Give the listing again exactly, omitting its images.
+++
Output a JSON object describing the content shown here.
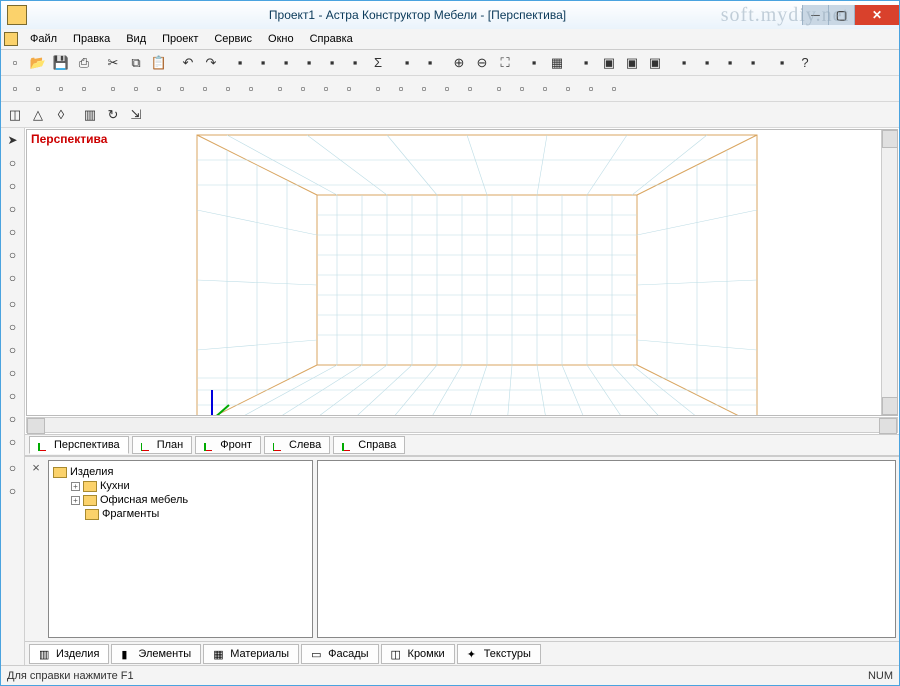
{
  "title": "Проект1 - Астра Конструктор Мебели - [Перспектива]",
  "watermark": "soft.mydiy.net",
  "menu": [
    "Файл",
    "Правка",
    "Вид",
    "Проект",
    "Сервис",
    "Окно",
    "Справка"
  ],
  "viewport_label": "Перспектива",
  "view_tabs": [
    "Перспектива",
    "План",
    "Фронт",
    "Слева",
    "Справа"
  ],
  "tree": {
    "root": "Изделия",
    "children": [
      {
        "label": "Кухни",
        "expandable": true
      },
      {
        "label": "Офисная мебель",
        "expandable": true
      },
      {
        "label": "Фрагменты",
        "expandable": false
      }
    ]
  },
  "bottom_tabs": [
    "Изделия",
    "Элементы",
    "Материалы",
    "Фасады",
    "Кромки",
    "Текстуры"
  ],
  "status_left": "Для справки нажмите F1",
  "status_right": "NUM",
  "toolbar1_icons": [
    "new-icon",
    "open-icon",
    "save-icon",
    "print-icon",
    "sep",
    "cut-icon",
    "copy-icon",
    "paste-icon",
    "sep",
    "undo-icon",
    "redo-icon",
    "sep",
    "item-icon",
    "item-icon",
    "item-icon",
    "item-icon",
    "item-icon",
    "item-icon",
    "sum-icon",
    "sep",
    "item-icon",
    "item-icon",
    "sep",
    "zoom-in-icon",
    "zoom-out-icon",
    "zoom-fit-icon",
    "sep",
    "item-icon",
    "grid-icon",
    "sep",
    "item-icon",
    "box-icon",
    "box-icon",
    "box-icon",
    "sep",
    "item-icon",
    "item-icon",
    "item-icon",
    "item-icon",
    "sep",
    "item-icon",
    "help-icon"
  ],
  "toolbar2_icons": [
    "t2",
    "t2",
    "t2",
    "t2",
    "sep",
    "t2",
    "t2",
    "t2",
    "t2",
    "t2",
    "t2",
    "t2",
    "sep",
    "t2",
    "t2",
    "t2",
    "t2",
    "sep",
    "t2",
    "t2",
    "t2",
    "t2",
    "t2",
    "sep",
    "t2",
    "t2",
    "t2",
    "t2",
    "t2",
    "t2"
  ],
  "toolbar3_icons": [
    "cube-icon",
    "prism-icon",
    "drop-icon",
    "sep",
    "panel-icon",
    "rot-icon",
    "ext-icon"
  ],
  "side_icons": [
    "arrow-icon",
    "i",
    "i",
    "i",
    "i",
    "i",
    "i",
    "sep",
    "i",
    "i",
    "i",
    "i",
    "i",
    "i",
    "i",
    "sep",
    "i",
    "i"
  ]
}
+++
TASK SOLUTION:
Output a JSON object describing the content shown here.
{
  "title": "Проект1 - Астра Конструктор Мебели - [Перспектива]",
  "watermark": "soft.mydiy.net",
  "menu": [
    "Файл",
    "Правка",
    "Вид",
    "Проект",
    "Сервис",
    "Окно",
    "Справка"
  ],
  "viewport_label": "Перспектива",
  "view_tabs": [
    "Перспектива",
    "План",
    "Фронт",
    "Слева",
    "Справа"
  ],
  "tree": {
    "root": "Изделия",
    "children": [
      {
        "label": "Кухни",
        "expandable": true
      },
      {
        "label": "Офисная мебель",
        "expandable": true
      },
      {
        "label": "Фрагменты",
        "expandable": false
      }
    ]
  },
  "bottom_tabs": [
    "Изделия",
    "Элементы",
    "Материалы",
    "Фасады",
    "Кромки",
    "Текстуры"
  ],
  "status_left": "Для справки нажмите F1",
  "status_right": "NUM",
  "toolbar1_icons": [
    "new-icon",
    "open-icon",
    "save-icon",
    "print-icon",
    "sep",
    "cut-icon",
    "copy-icon",
    "paste-icon",
    "sep",
    "undo-icon",
    "redo-icon",
    "sep",
    "item-icon",
    "item-icon",
    "item-icon",
    "item-icon",
    "item-icon",
    "item-icon",
    "sum-icon",
    "sep",
    "item-icon",
    "item-icon",
    "sep",
    "zoom-in-icon",
    "zoom-out-icon",
    "zoom-fit-icon",
    "sep",
    "item-icon",
    "grid-icon",
    "sep",
    "item-icon",
    "box-icon",
    "box-icon",
    "box-icon",
    "sep",
    "item-icon",
    "item-icon",
    "item-icon",
    "item-icon",
    "sep",
    "item-icon",
    "help-icon"
  ],
  "toolbar2_icons": [
    "t2",
    "t2",
    "t2",
    "t2",
    "sep",
    "t2",
    "t2",
    "t2",
    "t2",
    "t2",
    "t2",
    "t2",
    "sep",
    "t2",
    "t2",
    "t2",
    "t2",
    "sep",
    "t2",
    "t2",
    "t2",
    "t2",
    "t2",
    "sep",
    "t2",
    "t2",
    "t2",
    "t2",
    "t2",
    "t2"
  ],
  "toolbar3_icons": [
    "cube-icon",
    "prism-icon",
    "drop-icon",
    "sep",
    "panel-icon",
    "rot-icon",
    "ext-icon"
  ],
  "side_icons": [
    "arrow-icon",
    "i",
    "i",
    "i",
    "i",
    "i",
    "i",
    "sep",
    "i",
    "i",
    "i",
    "i",
    "i",
    "i",
    "i",
    "sep",
    "i",
    "i"
  ]
}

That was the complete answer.